_THE PROBLEM_
Could you write out every record below exactly, leaving out any pictures?

»»

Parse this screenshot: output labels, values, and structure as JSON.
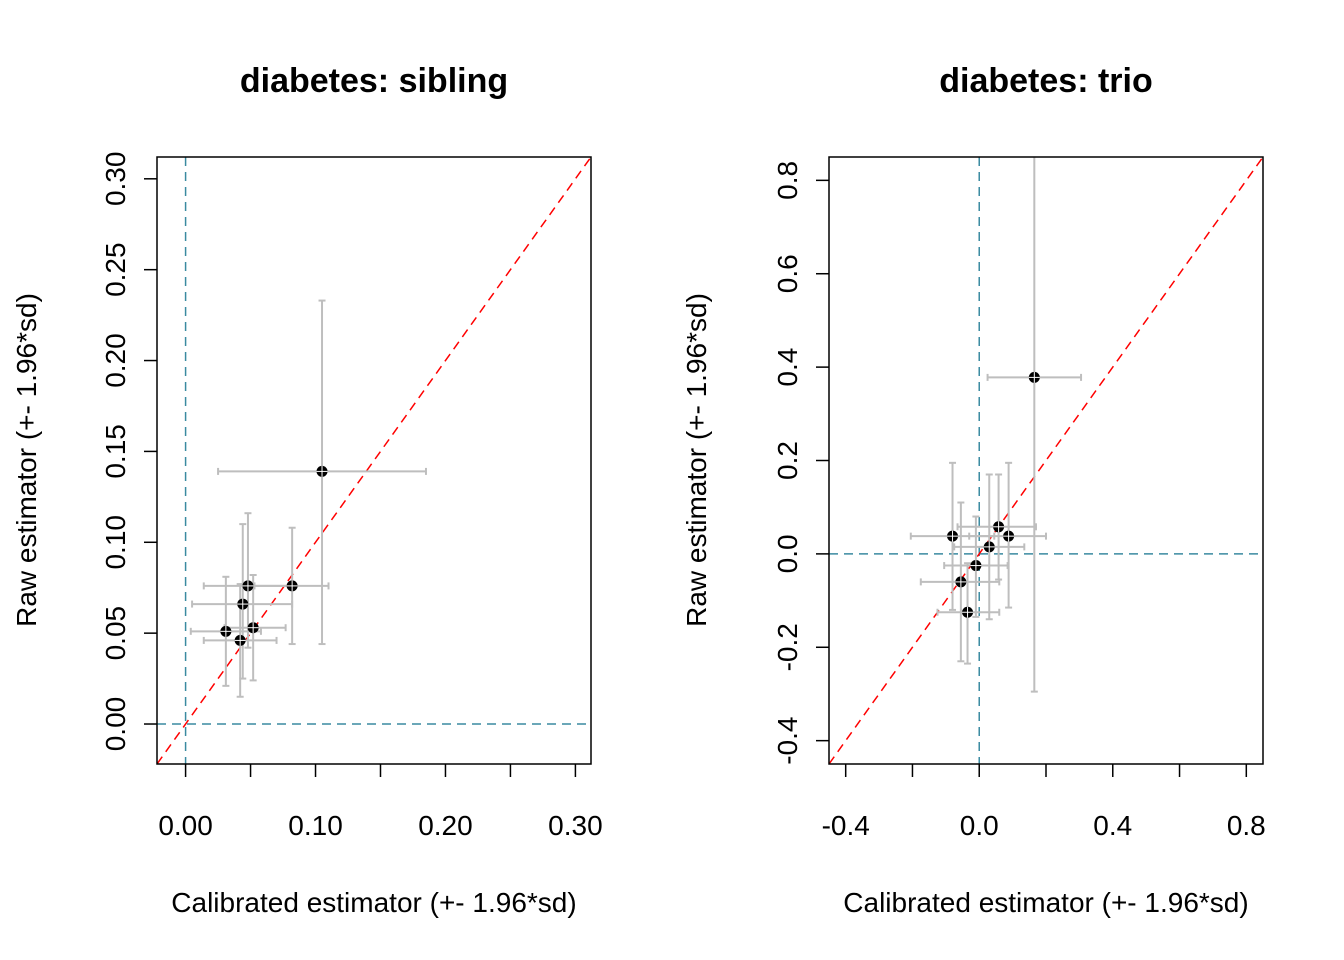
{
  "colors": {
    "background": "#ffffff",
    "axis": "#000000",
    "identity_line": "#ff0000",
    "reference_line": "#3a8aa0",
    "error_bar": "#bebebe",
    "point_fill": "#000000",
    "point_highlight": "#ffffff"
  },
  "chart_data": [
    {
      "type": "scatter",
      "title": "diabetes: sibling",
      "xlabel": "Calibrated estimator (+- 1.96*sd)",
      "ylabel": "Raw estimator (+- 1.96*sd)",
      "xlim": [
        -0.022,
        0.312
      ],
      "ylim": [
        -0.022,
        0.312
      ],
      "xticks": [
        0.0,
        0.05,
        0.1,
        0.15,
        0.2,
        0.25,
        0.3
      ],
      "xtick_labels": [
        "0.00",
        "",
        "0.10",
        "",
        "0.20",
        "",
        "0.30"
      ],
      "yticks": [
        0.0,
        0.05,
        0.1,
        0.15,
        0.2,
        0.25,
        0.3
      ],
      "ytick_labels": [
        "0.00",
        "0.05",
        "0.10",
        "0.15",
        "0.20",
        "0.25",
        "0.30"
      ],
      "reference_lines": {
        "x": 0,
        "y": 0,
        "identity": true
      },
      "points": [
        {
          "x": 0.105,
          "y": 0.139,
          "x_lo": 0.025,
          "x_hi": 0.185,
          "y_lo": 0.044,
          "y_hi": 0.233
        },
        {
          "x": 0.082,
          "y": 0.076,
          "x_lo": 0.053,
          "x_hi": 0.11,
          "y_lo": 0.044,
          "y_hi": 0.108
        },
        {
          "x": 0.048,
          "y": 0.076,
          "x_lo": 0.014,
          "x_hi": 0.082,
          "y_lo": 0.042,
          "y_hi": 0.116
        },
        {
          "x": 0.044,
          "y": 0.066,
          "x_lo": 0.005,
          "x_hi": 0.082,
          "y_lo": 0.025,
          "y_hi": 0.11
        },
        {
          "x": 0.052,
          "y": 0.053,
          "x_lo": 0.03,
          "x_hi": 0.077,
          "y_lo": 0.024,
          "y_hi": 0.082
        },
        {
          "x": 0.031,
          "y": 0.051,
          "x_lo": 0.004,
          "x_hi": 0.058,
          "y_lo": 0.021,
          "y_hi": 0.081
        },
        {
          "x": 0.042,
          "y": 0.046,
          "x_lo": 0.014,
          "x_hi": 0.07,
          "y_lo": 0.015,
          "y_hi": 0.077
        }
      ]
    },
    {
      "type": "scatter",
      "title": "diabetes: trio",
      "xlabel": "Calibrated estimator (+- 1.96*sd)",
      "ylabel": "Raw estimator (+- 1.96*sd)",
      "xlim": [
        -0.45,
        0.85
      ],
      "ylim": [
        -0.45,
        0.85
      ],
      "xticks": [
        -0.4,
        -0.2,
        0.0,
        0.2,
        0.4,
        0.6,
        0.8
      ],
      "xtick_labels": [
        "-0.4",
        "",
        "0.0",
        "",
        "0.4",
        "",
        "0.8"
      ],
      "yticks": [
        -0.4,
        -0.2,
        0.0,
        0.2,
        0.4,
        0.6,
        0.8
      ],
      "ytick_labels": [
        "-0.4",
        "-0.2",
        "0.0",
        "0.2",
        "0.4",
        "0.6",
        "0.8"
      ],
      "reference_lines": {
        "x": 0,
        "y": 0,
        "identity": true
      },
      "points": [
        {
          "x": 0.165,
          "y": 0.378,
          "x_lo": 0.025,
          "x_hi": 0.305,
          "y_lo": -0.295,
          "y_hi": 1.05
        },
        {
          "x": -0.08,
          "y": 0.038,
          "x_lo": -0.205,
          "x_hi": 0.045,
          "y_lo": -0.12,
          "y_hi": 0.195
        },
        {
          "x": 0.058,
          "y": 0.058,
          "x_lo": -0.065,
          "x_hi": 0.17,
          "y_lo": -0.055,
          "y_hi": 0.17
        },
        {
          "x": 0.088,
          "y": 0.038,
          "x_lo": -0.03,
          "x_hi": 0.2,
          "y_lo": -0.115,
          "y_hi": 0.195
        },
        {
          "x": 0.03,
          "y": 0.015,
          "x_lo": -0.075,
          "x_hi": 0.135,
          "y_lo": -0.14,
          "y_hi": 0.17
        },
        {
          "x": -0.01,
          "y": -0.025,
          "x_lo": -0.105,
          "x_hi": 0.085,
          "y_lo": -0.135,
          "y_hi": 0.08
        },
        {
          "x": -0.055,
          "y": -0.06,
          "x_lo": -0.175,
          "x_hi": 0.06,
          "y_lo": -0.23,
          "y_hi": 0.11
        },
        {
          "x": -0.035,
          "y": -0.125,
          "x_lo": -0.125,
          "x_hi": 0.06,
          "y_lo": -0.235,
          "y_hi": -0.02
        }
      ]
    }
  ]
}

««

_WRITTEN ANSWER_
Parse this screenshot: output labels, values, and structure as JSON.
{
  "colors": {
    "background": "#ffffff",
    "axis": "#000000",
    "identity_line": "#ff0000",
    "reference_line": "#3a8aa0",
    "error_bar": "#bebebe",
    "point_fill": "#000000",
    "point_highlight": "#ffffff"
  },
  "chart_data": [
    {
      "type": "scatter",
      "title": "diabetes: sibling",
      "xlabel": "Calibrated estimator (+- 1.96*sd)",
      "ylabel": "Raw estimator (+- 1.96*sd)",
      "xlim": [
        -0.022,
        0.312
      ],
      "ylim": [
        -0.022,
        0.312
      ],
      "xticks": [
        0.0,
        0.05,
        0.1,
        0.15,
        0.2,
        0.25,
        0.3
      ],
      "xtick_labels": [
        "0.00",
        "",
        "0.10",
        "",
        "0.20",
        "",
        "0.30"
      ],
      "yticks": [
        0.0,
        0.05,
        0.1,
        0.15,
        0.2,
        0.25,
        0.3
      ],
      "ytick_labels": [
        "0.00",
        "0.05",
        "0.10",
        "0.15",
        "0.20",
        "0.25",
        "0.30"
      ],
      "reference_lines": {
        "x": 0,
        "y": 0,
        "identity": true
      },
      "points": [
        {
          "x": 0.105,
          "y": 0.139,
          "x_lo": 0.025,
          "x_hi": 0.185,
          "y_lo": 0.044,
          "y_hi": 0.233
        },
        {
          "x": 0.082,
          "y": 0.076,
          "x_lo": 0.053,
          "x_hi": 0.11,
          "y_lo": 0.044,
          "y_hi": 0.108
        },
        {
          "x": 0.048,
          "y": 0.076,
          "x_lo": 0.014,
          "x_hi": 0.082,
          "y_lo": 0.042,
          "y_hi": 0.116
        },
        {
          "x": 0.044,
          "y": 0.066,
          "x_lo": 0.005,
          "x_hi": 0.082,
          "y_lo": 0.025,
          "y_hi": 0.11
        },
        {
          "x": 0.052,
          "y": 0.053,
          "x_lo": 0.03,
          "x_hi": 0.077,
          "y_lo": 0.024,
          "y_hi": 0.082
        },
        {
          "x": 0.031,
          "y": 0.051,
          "x_lo": 0.004,
          "x_hi": 0.058,
          "y_lo": 0.021,
          "y_hi": 0.081
        },
        {
          "x": 0.042,
          "y": 0.046,
          "x_lo": 0.014,
          "x_hi": 0.07,
          "y_lo": 0.015,
          "y_hi": 0.077
        }
      ]
    },
    {
      "type": "scatter",
      "title": "diabetes: trio",
      "xlabel": "Calibrated estimator (+- 1.96*sd)",
      "ylabel": "Raw estimator (+- 1.96*sd)",
      "xlim": [
        -0.45,
        0.85
      ],
      "ylim": [
        -0.45,
        0.85
      ],
      "xticks": [
        -0.4,
        -0.2,
        0.0,
        0.2,
        0.4,
        0.6,
        0.8
      ],
      "xtick_labels": [
        "-0.4",
        "",
        "0.0",
        "",
        "0.4",
        "",
        "0.8"
      ],
      "yticks": [
        -0.4,
        -0.2,
        0.0,
        0.2,
        0.4,
        0.6,
        0.8
      ],
      "ytick_labels": [
        "-0.4",
        "-0.2",
        "0.0",
        "0.2",
        "0.4",
        "0.6",
        "0.8"
      ],
      "reference_lines": {
        "x": 0,
        "y": 0,
        "identity": true
      },
      "points": [
        {
          "x": 0.165,
          "y": 0.378,
          "x_lo": 0.025,
          "x_hi": 0.305,
          "y_lo": -0.295,
          "y_hi": 1.05
        },
        {
          "x": -0.08,
          "y": 0.038,
          "x_lo": -0.205,
          "x_hi": 0.045,
          "y_lo": -0.12,
          "y_hi": 0.195
        },
        {
          "x": 0.058,
          "y": 0.058,
          "x_lo": -0.065,
          "x_hi": 0.17,
          "y_lo": -0.055,
          "y_hi": 0.17
        },
        {
          "x": 0.088,
          "y": 0.038,
          "x_lo": -0.03,
          "x_hi": 0.2,
          "y_lo": -0.115,
          "y_hi": 0.195
        },
        {
          "x": 0.03,
          "y": 0.015,
          "x_lo": -0.075,
          "x_hi": 0.135,
          "y_lo": -0.14,
          "y_hi": 0.17
        },
        {
          "x": -0.01,
          "y": -0.025,
          "x_lo": -0.105,
          "x_hi": 0.085,
          "y_lo": -0.135,
          "y_hi": 0.08
        },
        {
          "x": -0.055,
          "y": -0.06,
          "x_lo": -0.175,
          "x_hi": 0.06,
          "y_lo": -0.23,
          "y_hi": 0.11
        },
        {
          "x": -0.035,
          "y": -0.125,
          "x_lo": -0.125,
          "x_hi": 0.06,
          "y_lo": -0.235,
          "y_hi": -0.02
        }
      ]
    }
  ]
}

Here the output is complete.